*TASK DATA*:
[START]
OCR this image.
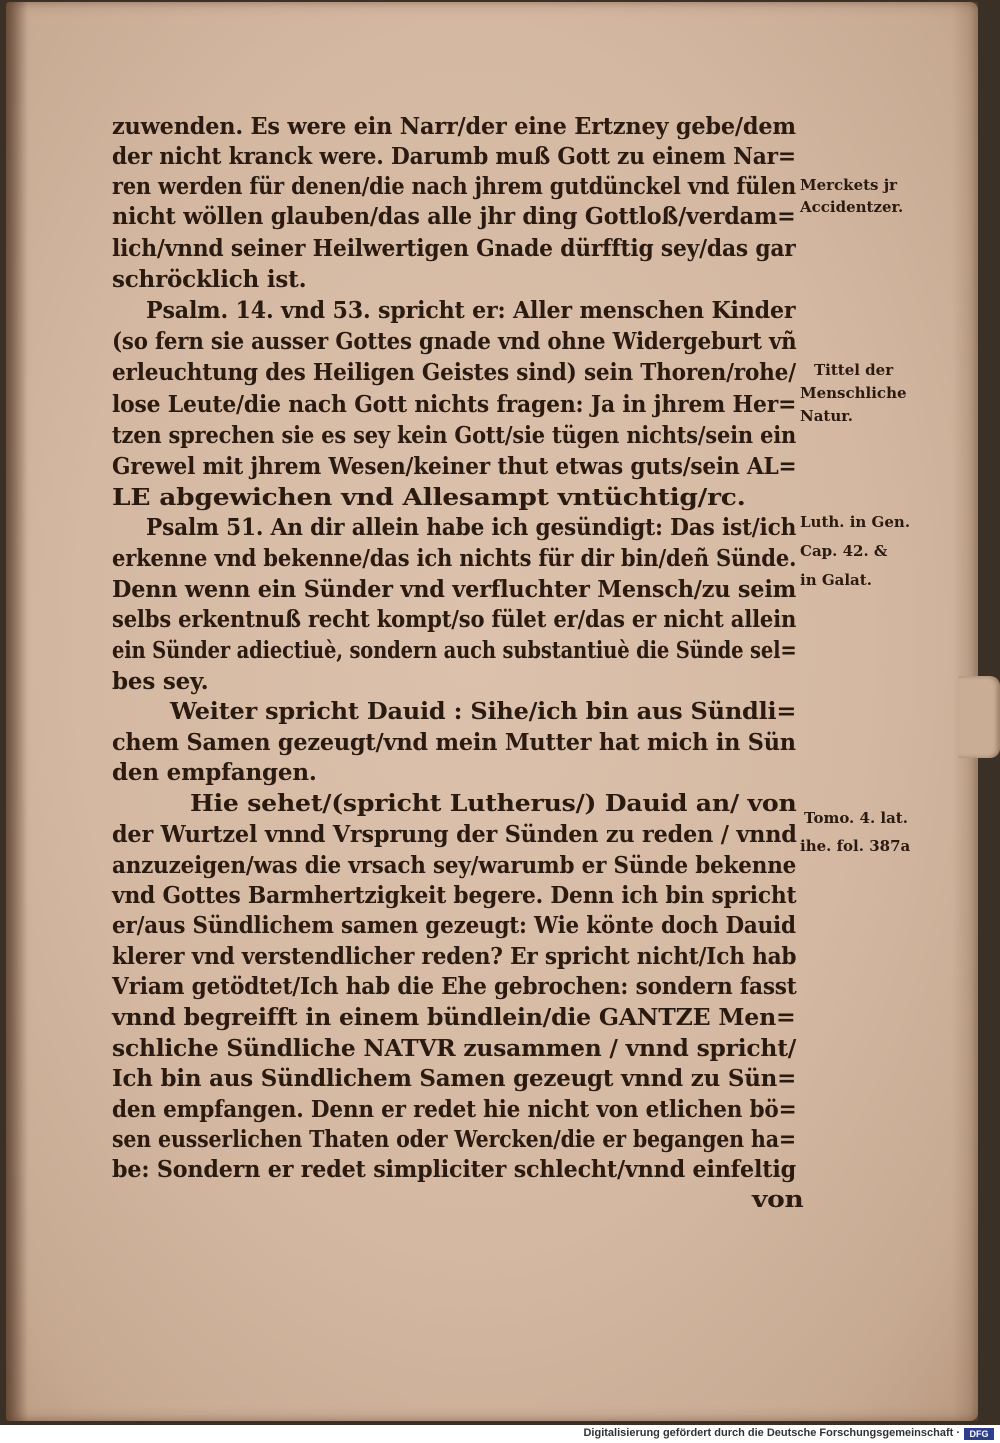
zuwenden. Es were ein Narr/der eine Ertzney gebe/dem
der nicht kranck were. Darumb muß Gott zu einem Nar=
ren werden für denen/die nach jhrem gutdünckel vnd fülen
nicht wöllen glauben/das alle jhr ding Gottloß/verdam=
lich/vnnd seiner Heilwertigen Gnade dürfftig sey/das gar
schröcklich ist.
Psalm. 14. vnd 53. spricht er: Aller menschen Kinder
(so fern sie ausser Gottes gnade vnd ohne Widergeburt vñ
erleuchtung des Heiligen Geistes sind) sein Thoren/rohe/
lose Leute/die nach Gott nichts fragen: Ja in jhrem Her=
tzen sprechen sie es sey kein Gott/sie tügen nichts/sein ein
Grewel mit jhrem Wesen/keiner thut etwas guts/sein AL=
LE abgewichen vnd Allesampt vntüchtig/rc.
Psalm 51. An dir allein habe ich gesündigt: Das ist/ich
erkenne vnd bekenne/das ich nichts für dir bin/deñ Sünde.
Denn wenn ein Sünder vnd verfluchter Mensch/zu seim
selbs erkentnuß recht kompt/so fület er/das er nicht allein
ein Sünder adiectiuè, sondern auch substantiuè die Sünde sel=
bes sey.
Weiter spricht Dauid : Sihe/ich bin aus Sündli=
chem Samen gezeugt/vnd mein Mutter hat mich in Sün
den empfangen.
Hie sehet/(spricht Lutherus/) Dauid an/ von
der Wurtzel vnnd Vrsprung der Sünden zu reden / vnnd
anzuzeigen/was die vrsach sey/warumb er Sünde bekenne
vnd Gottes Barmhertzigkeit begere. Denn ich bin spricht
er/aus Sündlichem samen gezeugt: Wie könte doch Dauid
klerer vnd verstendlicher reden? Er spricht nicht/Ich hab
Vriam getödtet/Ich hab die Ehe gebrochen: sondern fasst
vnnd begreifft in einem bündlein/die GANTZE Men=
schliche Sündliche NATVR zusammen / vnnd spricht/
Ich bin aus Sündlichem Samen gezeugt vnnd zu Sün=
den empfangen. Denn er redet hie nicht von etlichen bö=
sen eusserlichen Thaten oder Wercken/die er begangen ha=
be: Sondern er redet simpliciter schlecht/vnnd einfeltig
von
Merckets jr
Accidentzer.
Tittel der
Menschliche
Natur.
Luth. in Gen.
Cap. 42. &
in Galat.
Tomo. 4. lat.
ihe. fol. 387a
Digitalisierung gefördert durch die Deutsche Forschungsgemeinschaft ·	DFG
[END]
*PROMPT*: Working from the material above, transcribe it exactly while omitting pictures.

*SOLUTION TO THE EXERCISE*:
OCR this image.
zuwenden. Es were ein Narr/der eine Ertzney gebe/dem
der nicht kranck were. Darumb muß Gott zu einem Nar=
ren werden für denen/die nach jhrem gutdünckel vnd fülen
nicht wöllen glauben/das alle jhr ding Gottloß/verdam=
lich/vnnd seiner Heilwertigen Gnade dürfftig sey/das gar
schröcklich ist.
Psalm. 14. vnd 53. spricht er: Aller menschen Kinder
(so fern sie ausser Gottes gnade vnd ohne Widergeburt vñ
erleuchtung des Heiligen Geistes sind) sein Thoren/rohe/
lose Leute/die nach Gott nichts fragen: Ja in jhrem Her=
tzen sprechen sie es sey kein Gott/sie tügen nichts/sein ein
Grewel mit jhrem Wesen/keiner thut etwas guts/sein AL=
LE abgewichen vnd Allesampt vntüchtig/rc.
Psalm 51. An dir allein habe ich gesündigt: Das ist/ich
erkenne vnd bekenne/das ich nichts für dir bin/deñ Sünde.
Denn wenn ein Sünder vnd verfluchter Mensch/zu seim
selbs erkentnuß recht kompt/so fület er/das er nicht allein
ein Sünder adiectiuè, sondern auch substantiuè die Sünde sel=
bes sey.
Weiter spricht Dauid : Sihe/ich bin aus Sündli=
chem Samen gezeugt/vnd mein Mutter hat mich in Sün
den empfangen.
Hie sehet/(spricht Lutherus/) Dauid an/ von
der Wurtzel vnnd Vrsprung der Sünden zu reden / vnnd
anzuzeigen/was die vrsach sey/warumb er Sünde bekenne
vnd Gottes Barmhertzigkeit begere. Denn ich bin spricht
er/aus Sündlichem samen gezeugt: Wie könte doch Dauid
klerer vnd verstendlicher reden? Er spricht nicht/Ich hab
Vriam getödtet/Ich hab die Ehe gebrochen: sondern fasst
vnnd begreifft in einem bündlein/die GANTZE Men=
schliche Sündliche NATVR zusammen / vnnd spricht/
Ich bin aus Sündlichem Samen gezeugt vnnd zu Sün=
den empfangen. Denn er redet hie nicht von etlichen bö=
sen eusserlichen Thaten oder Wercken/die er begangen ha=
be: Sondern er redet simpliciter schlecht/vnnd einfeltig
von
Merckets jr
Accidentzer.
Tittel der
Menschliche
Natur.
Luth. in Gen.
Cap. 42. &
in Galat.
Tomo. 4. lat.
ihe. fol. 387a
Digitalisierung gefördert durch die Deutsche Forschungsgemeinschaft ·	DFG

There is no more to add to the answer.